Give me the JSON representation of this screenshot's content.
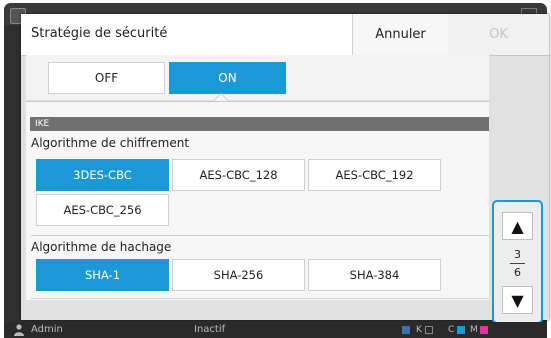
{
  "dialog": {
    "title": "Stratégie de sécurité",
    "cancel_label": "Annuler",
    "ok_label": "OK"
  },
  "toggle": {
    "off_label": "OFF",
    "on_label": "ON",
    "selected": "ON"
  },
  "section": {
    "header": "IKE",
    "encryption": {
      "label": "Algorithme de chiffrement",
      "options": [
        "3DES-CBC",
        "AES-CBC_128",
        "AES-CBC_192",
        "AES-CBC_256"
      ],
      "selected": "3DES-CBC"
    },
    "hash": {
      "label": "Algorithme de hachage",
      "options": [
        "SHA-1",
        "SHA-256",
        "SHA-384"
      ],
      "selected": "SHA-1"
    }
  },
  "pagination": {
    "up_icon": "▲",
    "down_icon": "▼",
    "current": "3",
    "total": "6"
  },
  "status": {
    "user": "Admin",
    "state": "Inactif",
    "inks": [
      "K",
      "C",
      "M"
    ]
  },
  "colors": {
    "accent": "#1b98d6",
    "magenta": "#d63a9a",
    "cyan": "#1b98d6"
  }
}
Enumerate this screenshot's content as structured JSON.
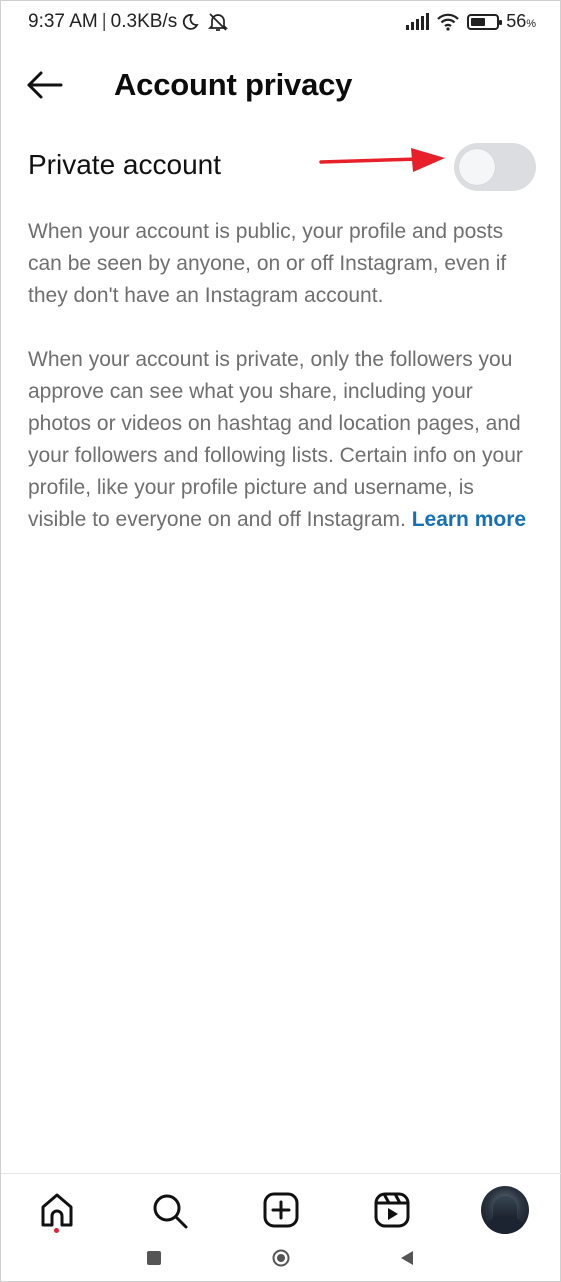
{
  "status_bar": {
    "time": "9:37 AM",
    "separator": "|",
    "speed": "0.3KB/s",
    "battery_level": "56",
    "battery_unit": "%",
    "icons": [
      "moon-icon",
      "muted-bell-icon",
      "signal-icon",
      "wifi-icon",
      "battery-icon"
    ]
  },
  "header": {
    "title": "Account privacy",
    "back_icon": "arrow-left-icon"
  },
  "setting": {
    "label": "Private account",
    "toggle_on": false,
    "annotation": "red-arrow-icon"
  },
  "description": {
    "paragraph1": "When your account is public, your profile and posts can be seen by anyone, on or off Instagram, even if they don't have an Instagram account.",
    "paragraph2": "When your account is private, only the followers you approve can see what you share, including your photos or videos on hashtag and location pages, and your followers and following lists. Certain info on your profile, like your profile picture and username, is visible to everyone on and off Instagram.",
    "learn_more": "Learn more"
  },
  "bottom_nav": {
    "items": [
      "home-icon",
      "search-icon",
      "create-icon",
      "reels-icon",
      "profile-avatar"
    ]
  },
  "system_nav": {
    "items": [
      "recents-icon",
      "home-circle-icon",
      "back-triangle-icon"
    ]
  },
  "colors": {
    "accent_link": "#1471b8",
    "toggle_off": "#dbdde0",
    "annotation_arrow": "#e8202a",
    "notification_dot": "#e4203a"
  }
}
-------
*Exercise instructions*
All of the data needs repeating exactly, but the pictures do not.

*Solution to the problem*
Give me the JSON representation of this screenshot's content.
{
  "dialog": {
    "title": "Stratégie de sécurité",
    "cancel_label": "Annuler",
    "ok_label": "OK"
  },
  "toggle": {
    "off_label": "OFF",
    "on_label": "ON",
    "selected": "ON"
  },
  "section": {
    "header": "IKE",
    "encryption": {
      "label": "Algorithme de chiffrement",
      "options": [
        "3DES-CBC",
        "AES-CBC_128",
        "AES-CBC_192",
        "AES-CBC_256"
      ],
      "selected": "3DES-CBC"
    },
    "hash": {
      "label": "Algorithme de hachage",
      "options": [
        "SHA-1",
        "SHA-256",
        "SHA-384"
      ],
      "selected": "SHA-1"
    }
  },
  "pagination": {
    "up_icon": "▲",
    "down_icon": "▼",
    "current": "3",
    "total": "6"
  },
  "status": {
    "user": "Admin",
    "state": "Inactif",
    "inks": [
      "K",
      "C",
      "M"
    ]
  },
  "colors": {
    "accent": "#1b98d6",
    "magenta": "#d63a9a",
    "cyan": "#1b98d6"
  }
}
Enumerate this screenshot's content as structured JSON.
{
  "status_bar": {
    "time": "9:37 AM",
    "separator": "|",
    "speed": "0.3KB/s",
    "battery_level": "56",
    "battery_unit": "%",
    "icons": [
      "moon-icon",
      "muted-bell-icon",
      "signal-icon",
      "wifi-icon",
      "battery-icon"
    ]
  },
  "header": {
    "title": "Account privacy",
    "back_icon": "arrow-left-icon"
  },
  "setting": {
    "label": "Private account",
    "toggle_on": false,
    "annotation": "red-arrow-icon"
  },
  "description": {
    "paragraph1": "When your account is public, your profile and posts can be seen by anyone, on or off Instagram, even if they don't have an Instagram account.",
    "paragraph2": "When your account is private, only the followers you approve can see what you share, including your photos or videos on hashtag and location pages, and your followers and following lists. Certain info on your profile, like your profile picture and username, is visible to everyone on and off Instagram.",
    "learn_more": "Learn more"
  },
  "bottom_nav": {
    "items": [
      "home-icon",
      "search-icon",
      "create-icon",
      "reels-icon",
      "profile-avatar"
    ]
  },
  "system_nav": {
    "items": [
      "recents-icon",
      "home-circle-icon",
      "back-triangle-icon"
    ]
  },
  "colors": {
    "accent_link": "#1471b8",
    "toggle_off": "#dbdde0",
    "annotation_arrow": "#e8202a",
    "notification_dot": "#e4203a"
  }
}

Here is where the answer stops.